▶ **Work to do**:
Return the listing below verbatim. Pictures do not belong in the copy.

▶ **Given entries**:
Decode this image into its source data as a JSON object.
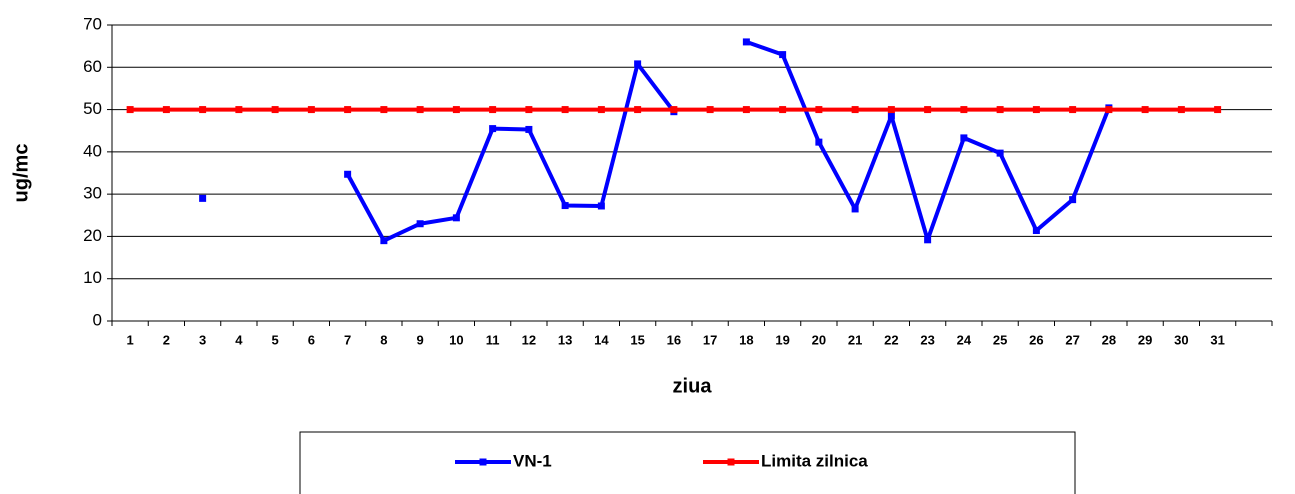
{
  "chart_data": {
    "type": "line",
    "x_label": "ziua",
    "y_label": "ug/mc",
    "categories": [
      "1",
      "2",
      "3",
      "4",
      "5",
      "6",
      "7",
      "8",
      "9",
      "10",
      "11",
      "12",
      "13",
      "14",
      "15",
      "16",
      "17",
      "18",
      "19",
      "20",
      "21",
      "22",
      "23",
      "24",
      "25",
      "26",
      "27",
      "28",
      "29",
      "30",
      "31",
      null
    ],
    "series": [
      {
        "name": "VN-1",
        "color": "#0000ff",
        "values": [
          null,
          null,
          29,
          null,
          null,
          null,
          34.7,
          19,
          23,
          24.4,
          45.5,
          45.3,
          27.3,
          27.2,
          60.8,
          49.5,
          null,
          66,
          63,
          42.3,
          26.5,
          48.5,
          19.2,
          43.3,
          39.7,
          21.4,
          28.7,
          50.4,
          null,
          null,
          null,
          null
        ]
      },
      {
        "name": "Limita zilnica",
        "color": "#ff0000",
        "values": [
          50,
          50,
          50,
          50,
          50,
          50,
          50,
          50,
          50,
          50,
          50,
          50,
          50,
          50,
          50,
          50,
          50,
          50,
          50,
          50,
          50,
          50,
          50,
          50,
          50,
          50,
          50,
          50,
          50,
          50,
          50,
          null
        ]
      }
    ],
    "ylim": [
      0,
      70
    ],
    "yticks": [
      0,
      10,
      20,
      30,
      40,
      50,
      60,
      70
    ],
    "grid": true,
    "legend": "bottom"
  }
}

▶ **Full output**:
Decode this image into its source data as a JSON object.
{
  "chart_data": {
    "type": "line",
    "x_label": "ziua",
    "y_label": "ug/mc",
    "categories": [
      "1",
      "2",
      "3",
      "4",
      "5",
      "6",
      "7",
      "8",
      "9",
      "10",
      "11",
      "12",
      "13",
      "14",
      "15",
      "16",
      "17",
      "18",
      "19",
      "20",
      "21",
      "22",
      "23",
      "24",
      "25",
      "26",
      "27",
      "28",
      "29",
      "30",
      "31",
      null
    ],
    "series": [
      {
        "name": "VN-1",
        "color": "#0000ff",
        "values": [
          null,
          null,
          29,
          null,
          null,
          null,
          34.7,
          19,
          23,
          24.4,
          45.5,
          45.3,
          27.3,
          27.2,
          60.8,
          49.5,
          null,
          66,
          63,
          42.3,
          26.5,
          48.5,
          19.2,
          43.3,
          39.7,
          21.4,
          28.7,
          50.4,
          null,
          null,
          null,
          null
        ]
      },
      {
        "name": "Limita zilnica",
        "color": "#ff0000",
        "values": [
          50,
          50,
          50,
          50,
          50,
          50,
          50,
          50,
          50,
          50,
          50,
          50,
          50,
          50,
          50,
          50,
          50,
          50,
          50,
          50,
          50,
          50,
          50,
          50,
          50,
          50,
          50,
          50,
          50,
          50,
          50,
          null
        ]
      }
    ],
    "ylim": [
      0,
      70
    ],
    "yticks": [
      0,
      10,
      20,
      30,
      40,
      50,
      60,
      70
    ],
    "grid": true,
    "legend": "bottom"
  }
}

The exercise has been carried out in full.